> [THE REQUEST] Extract every row below and reproduce each line unchanged, character for character.

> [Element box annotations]
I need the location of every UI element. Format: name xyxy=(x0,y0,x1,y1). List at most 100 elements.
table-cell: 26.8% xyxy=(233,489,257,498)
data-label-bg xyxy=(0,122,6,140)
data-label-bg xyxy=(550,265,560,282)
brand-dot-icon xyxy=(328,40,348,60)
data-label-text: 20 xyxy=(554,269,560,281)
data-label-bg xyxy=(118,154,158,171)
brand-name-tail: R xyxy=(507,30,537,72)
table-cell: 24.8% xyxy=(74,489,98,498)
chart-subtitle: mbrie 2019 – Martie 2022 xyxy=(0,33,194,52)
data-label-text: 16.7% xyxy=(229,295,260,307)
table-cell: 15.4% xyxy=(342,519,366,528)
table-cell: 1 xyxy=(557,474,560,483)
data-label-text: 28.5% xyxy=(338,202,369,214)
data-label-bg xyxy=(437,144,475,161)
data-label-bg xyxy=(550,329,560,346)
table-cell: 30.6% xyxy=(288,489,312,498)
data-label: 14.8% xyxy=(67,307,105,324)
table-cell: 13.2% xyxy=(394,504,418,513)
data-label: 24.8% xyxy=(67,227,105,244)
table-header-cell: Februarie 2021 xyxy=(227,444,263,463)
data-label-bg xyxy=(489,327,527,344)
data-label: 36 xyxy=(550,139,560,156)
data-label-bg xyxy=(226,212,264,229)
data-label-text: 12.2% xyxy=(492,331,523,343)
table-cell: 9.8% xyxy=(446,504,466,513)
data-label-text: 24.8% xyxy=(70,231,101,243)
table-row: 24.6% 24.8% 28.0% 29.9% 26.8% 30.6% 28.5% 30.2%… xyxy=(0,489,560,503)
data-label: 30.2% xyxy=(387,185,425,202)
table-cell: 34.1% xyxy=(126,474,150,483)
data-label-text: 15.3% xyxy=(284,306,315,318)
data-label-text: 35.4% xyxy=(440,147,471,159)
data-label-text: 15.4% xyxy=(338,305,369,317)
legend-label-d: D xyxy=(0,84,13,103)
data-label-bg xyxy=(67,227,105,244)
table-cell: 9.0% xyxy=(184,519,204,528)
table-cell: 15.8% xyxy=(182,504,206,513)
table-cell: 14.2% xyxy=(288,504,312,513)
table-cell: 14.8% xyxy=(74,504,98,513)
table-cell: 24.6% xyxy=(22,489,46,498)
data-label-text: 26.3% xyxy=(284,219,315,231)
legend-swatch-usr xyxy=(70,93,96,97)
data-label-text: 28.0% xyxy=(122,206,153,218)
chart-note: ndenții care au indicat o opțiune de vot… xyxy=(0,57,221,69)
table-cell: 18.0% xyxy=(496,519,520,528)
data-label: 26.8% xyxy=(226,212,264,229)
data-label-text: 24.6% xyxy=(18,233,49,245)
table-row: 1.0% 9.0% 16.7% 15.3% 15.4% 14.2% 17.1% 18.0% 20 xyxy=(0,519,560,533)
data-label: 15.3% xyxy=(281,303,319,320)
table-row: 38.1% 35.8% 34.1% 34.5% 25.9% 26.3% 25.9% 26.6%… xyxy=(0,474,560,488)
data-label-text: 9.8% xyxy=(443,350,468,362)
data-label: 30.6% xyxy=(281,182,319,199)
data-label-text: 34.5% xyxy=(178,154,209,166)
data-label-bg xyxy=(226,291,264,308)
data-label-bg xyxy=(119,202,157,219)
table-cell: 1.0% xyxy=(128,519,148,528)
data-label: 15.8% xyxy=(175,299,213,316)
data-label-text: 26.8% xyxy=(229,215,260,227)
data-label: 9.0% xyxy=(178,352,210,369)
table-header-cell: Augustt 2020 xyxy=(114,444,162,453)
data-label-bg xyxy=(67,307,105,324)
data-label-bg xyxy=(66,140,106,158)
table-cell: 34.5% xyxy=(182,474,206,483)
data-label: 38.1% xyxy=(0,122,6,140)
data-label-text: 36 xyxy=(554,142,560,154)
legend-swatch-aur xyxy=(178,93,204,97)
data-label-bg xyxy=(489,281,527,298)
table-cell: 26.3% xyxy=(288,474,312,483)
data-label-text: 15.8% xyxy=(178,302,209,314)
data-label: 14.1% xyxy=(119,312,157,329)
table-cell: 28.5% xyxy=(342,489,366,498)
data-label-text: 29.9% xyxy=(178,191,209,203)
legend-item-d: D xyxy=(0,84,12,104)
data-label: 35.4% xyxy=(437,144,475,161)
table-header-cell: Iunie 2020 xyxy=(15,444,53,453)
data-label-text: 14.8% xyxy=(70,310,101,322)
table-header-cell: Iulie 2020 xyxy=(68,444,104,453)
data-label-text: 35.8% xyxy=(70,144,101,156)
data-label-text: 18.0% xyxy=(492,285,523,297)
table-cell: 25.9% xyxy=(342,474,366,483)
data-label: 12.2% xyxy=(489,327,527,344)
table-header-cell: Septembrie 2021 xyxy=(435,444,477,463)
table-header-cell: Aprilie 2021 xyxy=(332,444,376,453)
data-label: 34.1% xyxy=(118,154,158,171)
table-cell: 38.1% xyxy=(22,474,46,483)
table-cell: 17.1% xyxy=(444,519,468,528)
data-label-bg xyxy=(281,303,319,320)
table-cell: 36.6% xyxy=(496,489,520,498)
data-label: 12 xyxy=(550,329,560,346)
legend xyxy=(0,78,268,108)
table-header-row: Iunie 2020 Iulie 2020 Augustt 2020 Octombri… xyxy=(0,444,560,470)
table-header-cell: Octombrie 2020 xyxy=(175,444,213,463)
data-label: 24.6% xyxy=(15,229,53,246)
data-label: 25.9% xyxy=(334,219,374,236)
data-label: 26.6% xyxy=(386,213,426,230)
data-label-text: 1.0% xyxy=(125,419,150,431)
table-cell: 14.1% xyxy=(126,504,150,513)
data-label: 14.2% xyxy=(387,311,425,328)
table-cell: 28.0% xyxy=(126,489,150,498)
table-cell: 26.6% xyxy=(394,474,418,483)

> [RESPONSE TO THE TASK]
I need the location of every UI element. Format: name xyxy=(x0,y0,x1,y1). List at most 100 elements.
table-cell: 26.8% xyxy=(233,489,257,498)
data-label-bg xyxy=(0,122,6,140)
data-label-bg xyxy=(550,265,560,282)
brand-dot-icon xyxy=(328,40,348,60)
data-label-text: 20 xyxy=(554,269,560,281)
data-label-bg xyxy=(118,154,158,171)
brand-name-tail: R xyxy=(507,30,537,72)
table-cell: 24.8% xyxy=(74,489,98,498)
chart-subtitle: mbrie 2019 – Martie 2022 xyxy=(0,33,194,52)
data-label-text: 16.7% xyxy=(229,295,260,307)
table-cell: 15.4% xyxy=(342,519,366,528)
table-cell: 1 xyxy=(557,474,560,483)
data-label-text: 28.5% xyxy=(338,202,369,214)
data-label-bg xyxy=(437,144,475,161)
data-label-bg xyxy=(550,329,560,346)
table-cell: 30.6% xyxy=(288,489,312,498)
data-label: 14.8% xyxy=(67,307,105,324)
table-cell: 13.2% xyxy=(394,504,418,513)
data-label: 24.8% xyxy=(67,227,105,244)
table-header-cell: Februarie 2021 xyxy=(227,444,263,463)
data-label-bg xyxy=(489,327,527,344)
data-label: 36 xyxy=(550,139,560,156)
data-label-bg xyxy=(226,212,264,229)
data-label-text: 12.2% xyxy=(492,331,523,343)
table-cell: 9.8% xyxy=(446,504,466,513)
data-label-text: 24.8% xyxy=(70,231,101,243)
table-row: 24.6% 24.8% 28.0% 29.9% 26.8% 30.6% 28.5% 30.2%… xyxy=(0,489,560,503)
data-label: 30.2% xyxy=(387,185,425,202)
table-cell: 34.1% xyxy=(126,474,150,483)
data-label-text: 15.3% xyxy=(284,306,315,318)
data-label-text: 35.4% xyxy=(440,147,471,159)
data-label-text: 15.4% xyxy=(338,305,369,317)
legend-label-d: D xyxy=(0,84,13,103)
data-label-bg xyxy=(67,227,105,244)
table-cell: 9.0% xyxy=(184,519,204,528)
table-cell: 15.8% xyxy=(182,504,206,513)
table-cell: 14.2% xyxy=(288,504,312,513)
table-cell: 14.8% xyxy=(74,504,98,513)
table-cell: 24.6% xyxy=(22,489,46,498)
data-label-text: 26.3% xyxy=(284,219,315,231)
legend-swatch-usr xyxy=(70,93,96,97)
data-label-text: 28.0% xyxy=(122,206,153,218)
chart-note: ndenții care au indicat o opțiune de vot… xyxy=(0,57,221,69)
table-cell: 18.0% xyxy=(496,519,520,528)
data-label: 26.8% xyxy=(226,212,264,229)
data-label-text: 24.6% xyxy=(18,233,49,245)
table-row: 1.0% 9.0% 16.7% 15.3% 15.4% 14.2% 17.1% 18.0% 20 xyxy=(0,519,560,533)
data-label: 15.3% xyxy=(281,303,319,320)
table-row: 38.1% 35.8% 34.1% 34.5% 25.9% 26.3% 25.9% 26.6%… xyxy=(0,474,560,488)
data-label-text: 9.8% xyxy=(443,350,468,362)
data-label: 30.6% xyxy=(281,182,319,199)
data-label-text: 34.5% xyxy=(178,154,209,166)
data-label-bg xyxy=(226,291,264,308)
data-label-bg xyxy=(119,202,157,219)
table-cell: 1.0% xyxy=(128,519,148,528)
data-label: 15.8% xyxy=(175,299,213,316)
data-label-text: 26.8% xyxy=(229,215,260,227)
data-label: 9.0% xyxy=(178,352,210,369)
table-header-cell: Augustt 2020 xyxy=(114,444,162,453)
data-label-bg xyxy=(67,307,105,324)
data-label-bg xyxy=(66,140,106,158)
table-cell: 34.5% xyxy=(182,474,206,483)
data-label: 38.1% xyxy=(0,122,6,140)
data-label-text: 36 xyxy=(554,142,560,154)
legend-swatch-aur xyxy=(178,93,204,97)
data-label-bg xyxy=(489,281,527,298)
table-cell: 26.3% xyxy=(288,474,312,483)
data-label-text: 15.8% xyxy=(178,302,209,314)
data-label: 14.1% xyxy=(119,312,157,329)
table-cell: 28.5% xyxy=(342,489,366,498)
data-label-text: 29.9% xyxy=(178,191,209,203)
legend-item-d: D xyxy=(0,84,12,104)
data-label: 35.4% xyxy=(437,144,475,161)
table-header-cell: Iunie 2020 xyxy=(15,444,53,453)
data-label-text: 14.8% xyxy=(70,310,101,322)
table-header-cell: Iulie 2020 xyxy=(68,444,104,453)
data-label-text: 35.8% xyxy=(70,144,101,156)
data-label-text: 18.0% xyxy=(492,285,523,297)
table-cell: 25.9% xyxy=(342,474,366,483)
data-label: 12.2% xyxy=(489,327,527,344)
table-header-cell: Septembrie 2021 xyxy=(435,444,477,463)
table-header-cell: Aprilie 2021 xyxy=(332,444,376,453)
data-label: 34.1% xyxy=(118,154,158,171)
table-cell: 38.1% xyxy=(22,474,46,483)
table-cell: 17.1% xyxy=(444,519,468,528)
data-label-bg xyxy=(281,303,319,320)
table-cell: 36.6% xyxy=(496,489,520,498)
data-label: 12 xyxy=(550,329,560,346)
legend xyxy=(0,78,268,108)
table-header-row: Iunie 2020 Iulie 2020 Augustt 2020 Octombri… xyxy=(0,444,560,470)
table-header-cell: Octombrie 2020 xyxy=(175,444,213,463)
data-label: 24.6% xyxy=(15,229,53,246)
data-label: 25.9% xyxy=(334,219,374,236)
data-label: 26.6% xyxy=(386,213,426,230)
data-label-text: 1.0% xyxy=(125,419,150,431)
table-cell: 14.1% xyxy=(126,504,150,513)
data-label: 14.2% xyxy=(387,311,425,328)
table-cell: 28.0% xyxy=(126,489,150,498)
table-cell: 26.6% xyxy=(394,474,418,483)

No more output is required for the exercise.